● **Exercise details**: Look through the data and write out every line with the word "vilken" in it.

━━━━━━━━━━

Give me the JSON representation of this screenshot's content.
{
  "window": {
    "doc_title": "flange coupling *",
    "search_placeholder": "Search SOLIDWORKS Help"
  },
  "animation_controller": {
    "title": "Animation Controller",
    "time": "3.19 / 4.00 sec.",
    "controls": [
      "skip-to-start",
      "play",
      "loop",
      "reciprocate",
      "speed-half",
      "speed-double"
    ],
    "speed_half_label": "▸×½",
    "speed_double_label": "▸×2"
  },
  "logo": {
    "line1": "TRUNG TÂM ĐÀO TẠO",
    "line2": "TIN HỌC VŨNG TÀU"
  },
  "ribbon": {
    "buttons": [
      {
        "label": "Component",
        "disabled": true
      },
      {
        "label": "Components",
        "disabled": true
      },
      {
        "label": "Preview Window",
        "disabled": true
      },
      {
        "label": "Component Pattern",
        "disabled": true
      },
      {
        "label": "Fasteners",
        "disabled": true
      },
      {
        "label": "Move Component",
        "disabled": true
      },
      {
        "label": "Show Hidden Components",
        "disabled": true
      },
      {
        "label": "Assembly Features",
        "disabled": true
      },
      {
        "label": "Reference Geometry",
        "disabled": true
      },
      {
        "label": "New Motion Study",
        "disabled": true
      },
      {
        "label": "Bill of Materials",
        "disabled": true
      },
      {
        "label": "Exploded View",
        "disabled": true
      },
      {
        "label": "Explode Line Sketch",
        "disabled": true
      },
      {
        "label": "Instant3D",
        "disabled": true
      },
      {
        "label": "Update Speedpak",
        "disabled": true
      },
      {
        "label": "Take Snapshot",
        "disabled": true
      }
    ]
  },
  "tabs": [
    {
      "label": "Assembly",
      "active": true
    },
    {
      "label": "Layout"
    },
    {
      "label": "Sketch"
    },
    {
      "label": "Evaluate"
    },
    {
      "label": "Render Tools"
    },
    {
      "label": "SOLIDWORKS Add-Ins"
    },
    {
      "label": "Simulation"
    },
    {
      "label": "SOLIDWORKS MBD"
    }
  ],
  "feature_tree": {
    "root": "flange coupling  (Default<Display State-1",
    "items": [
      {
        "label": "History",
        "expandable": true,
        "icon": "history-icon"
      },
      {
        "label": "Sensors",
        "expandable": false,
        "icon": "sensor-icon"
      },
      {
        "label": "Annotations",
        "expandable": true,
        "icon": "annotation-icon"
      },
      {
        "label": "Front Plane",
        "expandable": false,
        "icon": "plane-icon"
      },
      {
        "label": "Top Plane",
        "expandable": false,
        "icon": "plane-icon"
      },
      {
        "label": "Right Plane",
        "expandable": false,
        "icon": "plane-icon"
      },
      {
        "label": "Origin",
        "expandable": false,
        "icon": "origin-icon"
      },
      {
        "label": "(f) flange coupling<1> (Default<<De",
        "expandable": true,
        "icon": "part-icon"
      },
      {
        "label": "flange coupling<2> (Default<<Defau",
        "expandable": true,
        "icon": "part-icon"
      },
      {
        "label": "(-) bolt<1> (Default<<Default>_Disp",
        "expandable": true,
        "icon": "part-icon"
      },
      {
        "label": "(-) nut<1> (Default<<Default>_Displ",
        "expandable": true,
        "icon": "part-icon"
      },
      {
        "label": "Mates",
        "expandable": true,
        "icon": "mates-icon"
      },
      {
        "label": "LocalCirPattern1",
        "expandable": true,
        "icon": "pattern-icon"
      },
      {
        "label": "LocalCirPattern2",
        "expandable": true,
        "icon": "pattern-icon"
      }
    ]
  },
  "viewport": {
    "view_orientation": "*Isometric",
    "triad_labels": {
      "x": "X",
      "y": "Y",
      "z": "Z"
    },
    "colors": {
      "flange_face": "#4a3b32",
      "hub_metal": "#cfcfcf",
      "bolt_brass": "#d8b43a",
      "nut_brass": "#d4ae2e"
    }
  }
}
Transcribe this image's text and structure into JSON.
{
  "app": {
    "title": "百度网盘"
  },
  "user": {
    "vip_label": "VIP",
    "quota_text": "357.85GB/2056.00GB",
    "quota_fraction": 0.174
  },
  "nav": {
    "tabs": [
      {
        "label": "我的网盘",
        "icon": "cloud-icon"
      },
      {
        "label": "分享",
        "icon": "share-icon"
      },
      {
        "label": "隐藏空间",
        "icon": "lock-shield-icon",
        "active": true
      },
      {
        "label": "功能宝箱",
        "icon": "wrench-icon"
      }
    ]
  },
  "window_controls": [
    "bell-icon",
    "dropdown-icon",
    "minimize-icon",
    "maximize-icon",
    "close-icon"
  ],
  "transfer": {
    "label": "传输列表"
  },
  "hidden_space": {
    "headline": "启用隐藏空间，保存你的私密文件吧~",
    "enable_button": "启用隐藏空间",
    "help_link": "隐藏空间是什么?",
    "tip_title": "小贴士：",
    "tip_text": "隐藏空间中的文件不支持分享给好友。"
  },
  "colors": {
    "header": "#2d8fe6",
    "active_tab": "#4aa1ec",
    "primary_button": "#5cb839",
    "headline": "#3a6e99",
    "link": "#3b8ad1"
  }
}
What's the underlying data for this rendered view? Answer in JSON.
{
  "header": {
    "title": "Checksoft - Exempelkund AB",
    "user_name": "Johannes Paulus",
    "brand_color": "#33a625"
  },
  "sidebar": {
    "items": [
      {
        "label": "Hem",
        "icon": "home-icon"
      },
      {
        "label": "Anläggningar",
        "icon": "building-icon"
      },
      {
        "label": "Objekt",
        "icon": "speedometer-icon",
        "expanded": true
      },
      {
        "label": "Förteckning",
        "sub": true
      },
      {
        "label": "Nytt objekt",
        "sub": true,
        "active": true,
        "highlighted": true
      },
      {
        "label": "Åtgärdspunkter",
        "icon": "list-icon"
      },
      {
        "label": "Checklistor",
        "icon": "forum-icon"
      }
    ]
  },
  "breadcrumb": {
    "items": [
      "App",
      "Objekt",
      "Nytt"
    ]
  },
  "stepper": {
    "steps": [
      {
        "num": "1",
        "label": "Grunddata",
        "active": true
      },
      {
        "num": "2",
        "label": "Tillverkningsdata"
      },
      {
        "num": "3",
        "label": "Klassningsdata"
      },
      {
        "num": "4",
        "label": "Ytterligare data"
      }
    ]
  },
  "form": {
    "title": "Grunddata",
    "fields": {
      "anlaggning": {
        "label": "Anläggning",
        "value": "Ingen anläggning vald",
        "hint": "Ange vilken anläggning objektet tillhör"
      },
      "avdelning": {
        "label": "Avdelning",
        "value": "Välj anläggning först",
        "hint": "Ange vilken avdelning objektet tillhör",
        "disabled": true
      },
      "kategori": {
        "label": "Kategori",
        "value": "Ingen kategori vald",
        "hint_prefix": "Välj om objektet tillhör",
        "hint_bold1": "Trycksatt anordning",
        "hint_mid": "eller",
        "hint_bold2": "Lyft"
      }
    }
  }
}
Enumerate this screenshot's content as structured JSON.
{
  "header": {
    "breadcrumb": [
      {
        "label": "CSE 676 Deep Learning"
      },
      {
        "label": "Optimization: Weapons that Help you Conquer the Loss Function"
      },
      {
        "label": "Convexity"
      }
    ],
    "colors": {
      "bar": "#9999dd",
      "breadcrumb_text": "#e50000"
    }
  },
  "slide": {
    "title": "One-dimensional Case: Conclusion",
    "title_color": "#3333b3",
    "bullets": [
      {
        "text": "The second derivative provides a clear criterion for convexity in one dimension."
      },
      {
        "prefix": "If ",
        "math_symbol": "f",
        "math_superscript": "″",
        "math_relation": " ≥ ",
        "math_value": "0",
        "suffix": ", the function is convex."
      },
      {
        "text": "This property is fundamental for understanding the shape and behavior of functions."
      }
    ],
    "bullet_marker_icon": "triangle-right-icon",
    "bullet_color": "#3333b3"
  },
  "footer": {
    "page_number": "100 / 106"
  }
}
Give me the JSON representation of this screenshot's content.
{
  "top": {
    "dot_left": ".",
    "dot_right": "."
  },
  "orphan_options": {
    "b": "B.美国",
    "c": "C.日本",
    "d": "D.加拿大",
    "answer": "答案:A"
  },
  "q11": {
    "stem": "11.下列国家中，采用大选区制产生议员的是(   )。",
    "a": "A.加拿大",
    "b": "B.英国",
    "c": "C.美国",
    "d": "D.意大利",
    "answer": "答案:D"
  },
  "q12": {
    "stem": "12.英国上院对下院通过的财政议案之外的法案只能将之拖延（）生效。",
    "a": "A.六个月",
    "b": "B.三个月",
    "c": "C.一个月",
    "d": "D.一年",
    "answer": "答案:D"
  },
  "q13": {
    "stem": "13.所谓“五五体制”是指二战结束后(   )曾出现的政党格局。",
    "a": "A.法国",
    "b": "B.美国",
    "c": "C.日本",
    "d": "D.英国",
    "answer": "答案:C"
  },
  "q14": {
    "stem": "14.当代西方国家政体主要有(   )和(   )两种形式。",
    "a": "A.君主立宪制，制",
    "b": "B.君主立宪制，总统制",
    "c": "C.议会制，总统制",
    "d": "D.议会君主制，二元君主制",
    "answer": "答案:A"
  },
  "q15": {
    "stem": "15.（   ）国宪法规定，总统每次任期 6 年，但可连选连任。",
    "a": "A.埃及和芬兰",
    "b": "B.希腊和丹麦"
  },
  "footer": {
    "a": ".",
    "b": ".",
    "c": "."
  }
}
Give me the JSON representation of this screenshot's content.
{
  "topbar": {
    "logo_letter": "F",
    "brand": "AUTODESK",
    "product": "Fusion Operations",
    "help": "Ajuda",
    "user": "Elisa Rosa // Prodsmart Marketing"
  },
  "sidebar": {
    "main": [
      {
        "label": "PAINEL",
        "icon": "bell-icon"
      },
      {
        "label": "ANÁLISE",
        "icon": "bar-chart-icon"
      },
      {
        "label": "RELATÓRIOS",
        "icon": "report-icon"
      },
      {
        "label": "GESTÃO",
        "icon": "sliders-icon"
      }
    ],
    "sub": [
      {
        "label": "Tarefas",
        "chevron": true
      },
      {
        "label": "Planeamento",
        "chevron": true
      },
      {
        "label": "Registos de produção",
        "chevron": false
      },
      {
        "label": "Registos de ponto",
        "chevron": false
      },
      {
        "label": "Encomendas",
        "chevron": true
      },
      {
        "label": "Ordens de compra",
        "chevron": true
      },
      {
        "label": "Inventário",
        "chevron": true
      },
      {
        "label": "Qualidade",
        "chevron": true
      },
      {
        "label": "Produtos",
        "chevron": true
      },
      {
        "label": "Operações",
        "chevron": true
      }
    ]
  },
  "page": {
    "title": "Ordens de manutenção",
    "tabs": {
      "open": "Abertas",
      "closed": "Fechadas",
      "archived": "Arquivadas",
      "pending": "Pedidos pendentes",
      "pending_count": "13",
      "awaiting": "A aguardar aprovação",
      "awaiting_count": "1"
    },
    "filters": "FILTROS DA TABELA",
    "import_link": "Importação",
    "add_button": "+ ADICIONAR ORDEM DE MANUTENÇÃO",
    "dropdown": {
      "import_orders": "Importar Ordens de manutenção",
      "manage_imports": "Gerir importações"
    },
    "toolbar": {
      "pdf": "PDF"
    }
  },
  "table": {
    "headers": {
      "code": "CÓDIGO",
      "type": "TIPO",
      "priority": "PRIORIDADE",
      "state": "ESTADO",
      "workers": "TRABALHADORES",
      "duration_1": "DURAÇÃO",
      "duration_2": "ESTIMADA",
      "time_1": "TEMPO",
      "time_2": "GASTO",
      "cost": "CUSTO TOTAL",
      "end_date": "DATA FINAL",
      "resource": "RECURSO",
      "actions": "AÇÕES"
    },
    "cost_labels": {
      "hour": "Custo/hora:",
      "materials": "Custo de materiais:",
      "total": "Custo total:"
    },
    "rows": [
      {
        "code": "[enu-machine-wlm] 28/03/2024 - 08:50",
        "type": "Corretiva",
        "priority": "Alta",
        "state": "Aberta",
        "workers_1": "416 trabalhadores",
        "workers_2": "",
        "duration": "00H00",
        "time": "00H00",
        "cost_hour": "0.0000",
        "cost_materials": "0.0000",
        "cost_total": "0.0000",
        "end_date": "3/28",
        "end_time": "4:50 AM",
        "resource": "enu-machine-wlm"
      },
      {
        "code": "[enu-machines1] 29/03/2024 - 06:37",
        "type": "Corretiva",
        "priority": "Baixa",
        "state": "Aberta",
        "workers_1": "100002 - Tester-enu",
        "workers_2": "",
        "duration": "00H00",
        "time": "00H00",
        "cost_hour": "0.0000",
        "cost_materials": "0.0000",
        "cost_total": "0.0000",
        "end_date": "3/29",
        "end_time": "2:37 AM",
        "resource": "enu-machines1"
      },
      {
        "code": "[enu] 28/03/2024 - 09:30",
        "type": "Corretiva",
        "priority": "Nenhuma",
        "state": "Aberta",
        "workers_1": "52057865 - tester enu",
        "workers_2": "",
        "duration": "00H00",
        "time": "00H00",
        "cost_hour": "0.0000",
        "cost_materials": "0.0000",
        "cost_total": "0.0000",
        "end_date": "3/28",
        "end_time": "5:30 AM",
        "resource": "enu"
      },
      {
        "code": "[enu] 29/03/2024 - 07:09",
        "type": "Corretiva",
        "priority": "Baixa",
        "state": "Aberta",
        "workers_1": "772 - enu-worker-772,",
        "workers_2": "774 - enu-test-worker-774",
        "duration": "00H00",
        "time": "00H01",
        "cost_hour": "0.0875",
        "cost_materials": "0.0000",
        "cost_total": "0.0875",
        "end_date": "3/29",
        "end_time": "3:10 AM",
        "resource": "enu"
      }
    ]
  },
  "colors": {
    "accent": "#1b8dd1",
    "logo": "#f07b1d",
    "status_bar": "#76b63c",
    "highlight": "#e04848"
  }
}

━━━━━━━━━━

● **Answer to the problem**:
        "hint": "Ange vilken anläggning objektet tillhör"
        "hint": "Ange vilken avdelning objektet tillhör",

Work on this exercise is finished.